(Figure contents as structured data)
►
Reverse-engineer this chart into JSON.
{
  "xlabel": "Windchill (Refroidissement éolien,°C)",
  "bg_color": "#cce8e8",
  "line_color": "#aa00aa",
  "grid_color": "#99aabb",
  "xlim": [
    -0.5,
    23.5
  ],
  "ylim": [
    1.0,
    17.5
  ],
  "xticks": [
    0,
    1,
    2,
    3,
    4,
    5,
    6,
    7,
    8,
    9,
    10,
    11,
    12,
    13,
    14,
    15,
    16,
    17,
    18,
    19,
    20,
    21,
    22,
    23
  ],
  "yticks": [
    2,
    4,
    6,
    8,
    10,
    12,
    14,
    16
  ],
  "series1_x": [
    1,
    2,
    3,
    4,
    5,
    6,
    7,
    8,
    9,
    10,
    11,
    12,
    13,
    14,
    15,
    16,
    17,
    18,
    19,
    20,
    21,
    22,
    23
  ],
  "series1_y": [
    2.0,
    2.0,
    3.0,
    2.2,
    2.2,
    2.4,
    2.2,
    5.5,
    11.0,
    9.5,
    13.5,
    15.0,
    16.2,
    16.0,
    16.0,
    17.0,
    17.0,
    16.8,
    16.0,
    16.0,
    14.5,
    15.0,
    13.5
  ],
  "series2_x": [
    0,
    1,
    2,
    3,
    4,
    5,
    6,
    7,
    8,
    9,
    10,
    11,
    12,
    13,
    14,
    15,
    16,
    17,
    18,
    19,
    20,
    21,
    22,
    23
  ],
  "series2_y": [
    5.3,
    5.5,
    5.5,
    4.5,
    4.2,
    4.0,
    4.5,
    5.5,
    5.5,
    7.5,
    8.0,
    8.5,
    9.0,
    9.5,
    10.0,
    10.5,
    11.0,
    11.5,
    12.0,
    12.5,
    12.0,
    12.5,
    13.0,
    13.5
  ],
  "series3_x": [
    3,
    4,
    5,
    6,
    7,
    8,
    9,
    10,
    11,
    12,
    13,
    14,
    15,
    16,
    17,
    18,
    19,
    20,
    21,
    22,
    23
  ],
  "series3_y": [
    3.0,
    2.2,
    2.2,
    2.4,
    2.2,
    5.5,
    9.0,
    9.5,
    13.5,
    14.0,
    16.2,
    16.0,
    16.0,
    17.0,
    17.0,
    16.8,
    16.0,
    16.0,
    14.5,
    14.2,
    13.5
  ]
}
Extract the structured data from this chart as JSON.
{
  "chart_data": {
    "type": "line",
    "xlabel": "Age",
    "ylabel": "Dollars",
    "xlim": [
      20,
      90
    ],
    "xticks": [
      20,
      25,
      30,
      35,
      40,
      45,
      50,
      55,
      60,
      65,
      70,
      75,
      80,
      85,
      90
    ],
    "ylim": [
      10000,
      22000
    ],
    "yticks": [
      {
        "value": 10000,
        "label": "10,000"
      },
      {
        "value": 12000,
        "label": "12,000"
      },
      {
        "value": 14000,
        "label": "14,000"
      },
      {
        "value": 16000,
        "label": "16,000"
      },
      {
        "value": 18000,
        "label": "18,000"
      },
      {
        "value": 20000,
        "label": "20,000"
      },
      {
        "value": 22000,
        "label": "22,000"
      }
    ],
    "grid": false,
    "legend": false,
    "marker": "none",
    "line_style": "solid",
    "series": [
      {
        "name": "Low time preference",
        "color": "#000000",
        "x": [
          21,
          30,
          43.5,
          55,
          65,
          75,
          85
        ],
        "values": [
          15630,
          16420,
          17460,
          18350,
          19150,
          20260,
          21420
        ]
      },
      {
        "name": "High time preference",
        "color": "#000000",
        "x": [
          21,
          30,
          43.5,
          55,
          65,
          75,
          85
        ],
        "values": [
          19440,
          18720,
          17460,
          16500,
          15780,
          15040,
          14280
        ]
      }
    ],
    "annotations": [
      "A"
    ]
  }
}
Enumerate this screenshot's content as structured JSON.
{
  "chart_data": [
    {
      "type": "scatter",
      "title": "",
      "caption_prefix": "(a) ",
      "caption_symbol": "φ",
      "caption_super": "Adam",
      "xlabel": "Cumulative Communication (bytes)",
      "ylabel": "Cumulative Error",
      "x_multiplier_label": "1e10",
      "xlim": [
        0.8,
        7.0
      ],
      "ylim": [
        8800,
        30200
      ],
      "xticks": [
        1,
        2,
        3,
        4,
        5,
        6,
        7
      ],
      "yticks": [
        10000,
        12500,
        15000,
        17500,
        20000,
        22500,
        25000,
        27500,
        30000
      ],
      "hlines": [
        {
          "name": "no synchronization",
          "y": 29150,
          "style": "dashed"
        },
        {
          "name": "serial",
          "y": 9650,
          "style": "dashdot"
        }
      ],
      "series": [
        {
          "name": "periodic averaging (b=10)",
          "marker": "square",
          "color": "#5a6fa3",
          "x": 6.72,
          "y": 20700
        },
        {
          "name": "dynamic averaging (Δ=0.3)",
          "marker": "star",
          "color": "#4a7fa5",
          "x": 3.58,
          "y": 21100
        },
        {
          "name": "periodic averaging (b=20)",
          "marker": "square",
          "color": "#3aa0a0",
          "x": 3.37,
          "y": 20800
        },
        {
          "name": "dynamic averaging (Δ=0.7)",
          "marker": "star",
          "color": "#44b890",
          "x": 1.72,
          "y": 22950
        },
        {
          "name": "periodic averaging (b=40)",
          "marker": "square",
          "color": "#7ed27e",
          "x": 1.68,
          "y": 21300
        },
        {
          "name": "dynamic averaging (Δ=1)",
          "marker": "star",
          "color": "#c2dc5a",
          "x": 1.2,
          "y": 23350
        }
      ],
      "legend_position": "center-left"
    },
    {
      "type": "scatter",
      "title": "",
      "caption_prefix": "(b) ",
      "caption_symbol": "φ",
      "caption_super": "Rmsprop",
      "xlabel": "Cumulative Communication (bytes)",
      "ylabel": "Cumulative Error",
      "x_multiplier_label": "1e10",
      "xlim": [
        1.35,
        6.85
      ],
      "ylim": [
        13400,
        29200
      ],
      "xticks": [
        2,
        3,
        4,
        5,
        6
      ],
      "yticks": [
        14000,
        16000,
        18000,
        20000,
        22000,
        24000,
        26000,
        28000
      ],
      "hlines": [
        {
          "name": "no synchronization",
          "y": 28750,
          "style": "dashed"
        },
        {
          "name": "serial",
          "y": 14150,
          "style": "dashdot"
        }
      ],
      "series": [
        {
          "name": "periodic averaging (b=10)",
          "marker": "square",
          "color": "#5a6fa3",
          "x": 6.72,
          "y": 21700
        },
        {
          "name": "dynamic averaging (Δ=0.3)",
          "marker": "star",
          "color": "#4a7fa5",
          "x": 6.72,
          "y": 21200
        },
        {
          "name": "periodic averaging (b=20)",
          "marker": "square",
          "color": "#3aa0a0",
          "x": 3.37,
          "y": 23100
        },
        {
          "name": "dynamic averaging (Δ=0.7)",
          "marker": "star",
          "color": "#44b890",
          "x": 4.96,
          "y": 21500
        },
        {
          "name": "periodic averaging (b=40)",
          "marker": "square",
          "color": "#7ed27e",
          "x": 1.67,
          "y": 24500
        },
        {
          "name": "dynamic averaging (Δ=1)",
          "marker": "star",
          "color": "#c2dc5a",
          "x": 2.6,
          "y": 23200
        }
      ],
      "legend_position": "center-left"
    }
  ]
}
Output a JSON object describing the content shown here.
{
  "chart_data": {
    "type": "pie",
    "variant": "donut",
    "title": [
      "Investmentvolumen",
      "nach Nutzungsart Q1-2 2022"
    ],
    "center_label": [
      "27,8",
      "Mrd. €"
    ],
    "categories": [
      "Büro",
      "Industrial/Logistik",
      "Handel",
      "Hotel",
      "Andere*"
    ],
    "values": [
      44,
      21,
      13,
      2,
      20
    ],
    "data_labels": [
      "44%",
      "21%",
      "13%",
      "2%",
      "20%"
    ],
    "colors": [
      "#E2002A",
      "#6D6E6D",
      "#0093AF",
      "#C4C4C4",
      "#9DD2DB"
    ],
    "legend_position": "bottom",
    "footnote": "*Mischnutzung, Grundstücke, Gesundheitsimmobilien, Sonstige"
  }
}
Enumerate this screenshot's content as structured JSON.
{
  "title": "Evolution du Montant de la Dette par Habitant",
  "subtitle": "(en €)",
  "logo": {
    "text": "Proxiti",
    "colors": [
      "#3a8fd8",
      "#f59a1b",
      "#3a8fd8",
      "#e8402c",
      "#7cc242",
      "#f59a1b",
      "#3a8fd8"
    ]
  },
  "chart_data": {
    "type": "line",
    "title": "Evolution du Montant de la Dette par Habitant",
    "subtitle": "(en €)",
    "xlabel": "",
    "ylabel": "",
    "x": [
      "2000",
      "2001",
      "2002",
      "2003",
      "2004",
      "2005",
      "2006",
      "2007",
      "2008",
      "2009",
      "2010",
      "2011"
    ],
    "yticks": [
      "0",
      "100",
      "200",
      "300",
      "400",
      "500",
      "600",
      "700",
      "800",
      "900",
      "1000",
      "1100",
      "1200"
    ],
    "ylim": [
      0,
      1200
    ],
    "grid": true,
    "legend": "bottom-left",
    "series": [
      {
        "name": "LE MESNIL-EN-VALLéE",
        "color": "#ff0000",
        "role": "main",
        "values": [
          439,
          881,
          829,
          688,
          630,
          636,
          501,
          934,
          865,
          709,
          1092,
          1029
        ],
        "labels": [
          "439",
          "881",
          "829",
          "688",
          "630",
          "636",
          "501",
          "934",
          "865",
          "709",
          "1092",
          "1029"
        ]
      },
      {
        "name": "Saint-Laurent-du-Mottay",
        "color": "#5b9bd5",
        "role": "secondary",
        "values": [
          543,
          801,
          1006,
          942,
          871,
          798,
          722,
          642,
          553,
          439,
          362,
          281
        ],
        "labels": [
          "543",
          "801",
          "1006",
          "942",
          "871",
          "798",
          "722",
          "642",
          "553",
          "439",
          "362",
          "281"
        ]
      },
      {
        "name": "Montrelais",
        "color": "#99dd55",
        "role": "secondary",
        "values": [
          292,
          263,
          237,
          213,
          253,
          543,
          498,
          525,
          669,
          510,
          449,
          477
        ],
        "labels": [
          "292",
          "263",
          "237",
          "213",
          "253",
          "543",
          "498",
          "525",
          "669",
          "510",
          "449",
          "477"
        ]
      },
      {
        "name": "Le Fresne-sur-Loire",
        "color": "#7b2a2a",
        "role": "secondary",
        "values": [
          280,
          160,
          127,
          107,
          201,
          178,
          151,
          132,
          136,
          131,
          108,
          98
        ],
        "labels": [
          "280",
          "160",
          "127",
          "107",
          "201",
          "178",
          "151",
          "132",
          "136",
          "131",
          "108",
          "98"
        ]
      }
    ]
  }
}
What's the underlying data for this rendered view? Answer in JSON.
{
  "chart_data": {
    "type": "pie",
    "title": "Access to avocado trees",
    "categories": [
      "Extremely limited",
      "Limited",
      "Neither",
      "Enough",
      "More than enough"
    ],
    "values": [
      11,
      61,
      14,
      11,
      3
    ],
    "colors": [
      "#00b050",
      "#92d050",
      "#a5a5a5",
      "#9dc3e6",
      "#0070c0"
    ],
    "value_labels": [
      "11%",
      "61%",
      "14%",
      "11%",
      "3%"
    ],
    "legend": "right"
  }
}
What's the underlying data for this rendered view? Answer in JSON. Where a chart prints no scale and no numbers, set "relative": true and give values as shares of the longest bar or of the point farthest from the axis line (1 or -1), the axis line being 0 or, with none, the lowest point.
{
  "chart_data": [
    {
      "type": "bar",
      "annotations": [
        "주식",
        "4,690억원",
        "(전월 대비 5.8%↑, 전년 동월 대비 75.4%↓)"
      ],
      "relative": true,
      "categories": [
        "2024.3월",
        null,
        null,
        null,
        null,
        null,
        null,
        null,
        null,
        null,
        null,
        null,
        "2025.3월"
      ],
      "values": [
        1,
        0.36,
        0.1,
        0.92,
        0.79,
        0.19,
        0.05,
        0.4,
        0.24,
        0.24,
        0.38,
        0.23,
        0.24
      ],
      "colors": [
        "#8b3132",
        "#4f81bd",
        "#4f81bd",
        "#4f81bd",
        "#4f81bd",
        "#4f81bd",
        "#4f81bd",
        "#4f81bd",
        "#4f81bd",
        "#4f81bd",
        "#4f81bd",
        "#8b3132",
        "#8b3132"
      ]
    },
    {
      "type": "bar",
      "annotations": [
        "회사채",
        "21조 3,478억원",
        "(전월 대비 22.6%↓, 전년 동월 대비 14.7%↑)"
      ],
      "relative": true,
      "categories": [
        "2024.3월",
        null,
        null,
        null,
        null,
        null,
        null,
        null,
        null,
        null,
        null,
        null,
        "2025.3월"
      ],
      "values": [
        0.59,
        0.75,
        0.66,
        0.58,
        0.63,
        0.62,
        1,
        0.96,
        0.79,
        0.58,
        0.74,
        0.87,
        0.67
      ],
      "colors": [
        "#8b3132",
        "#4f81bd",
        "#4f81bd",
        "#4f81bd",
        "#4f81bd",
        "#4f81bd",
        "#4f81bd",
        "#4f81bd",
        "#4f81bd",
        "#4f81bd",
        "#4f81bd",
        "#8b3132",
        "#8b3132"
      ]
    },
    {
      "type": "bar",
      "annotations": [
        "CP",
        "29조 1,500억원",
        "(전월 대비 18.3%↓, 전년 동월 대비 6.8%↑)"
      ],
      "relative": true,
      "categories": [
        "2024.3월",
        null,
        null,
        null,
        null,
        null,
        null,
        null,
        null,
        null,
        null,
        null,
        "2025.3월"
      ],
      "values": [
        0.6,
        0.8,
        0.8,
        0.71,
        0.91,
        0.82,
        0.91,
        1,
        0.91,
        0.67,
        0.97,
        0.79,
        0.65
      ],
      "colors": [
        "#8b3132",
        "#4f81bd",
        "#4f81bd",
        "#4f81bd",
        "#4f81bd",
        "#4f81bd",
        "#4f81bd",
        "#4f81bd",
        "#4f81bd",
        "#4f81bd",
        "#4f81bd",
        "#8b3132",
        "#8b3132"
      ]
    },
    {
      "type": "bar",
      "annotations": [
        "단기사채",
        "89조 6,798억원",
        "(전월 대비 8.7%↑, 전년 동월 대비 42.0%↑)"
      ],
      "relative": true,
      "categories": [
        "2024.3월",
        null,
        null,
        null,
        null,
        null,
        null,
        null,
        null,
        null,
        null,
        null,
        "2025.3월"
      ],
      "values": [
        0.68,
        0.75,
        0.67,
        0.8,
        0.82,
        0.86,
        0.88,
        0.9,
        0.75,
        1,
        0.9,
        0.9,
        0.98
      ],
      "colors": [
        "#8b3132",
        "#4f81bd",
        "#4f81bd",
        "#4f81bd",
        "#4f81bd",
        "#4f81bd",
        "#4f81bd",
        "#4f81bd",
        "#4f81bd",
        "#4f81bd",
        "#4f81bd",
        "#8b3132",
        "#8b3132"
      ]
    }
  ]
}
◄
Written problem:
Say how many lines have the string "time" in them, offering no words beyond the number.

Worked solution:
2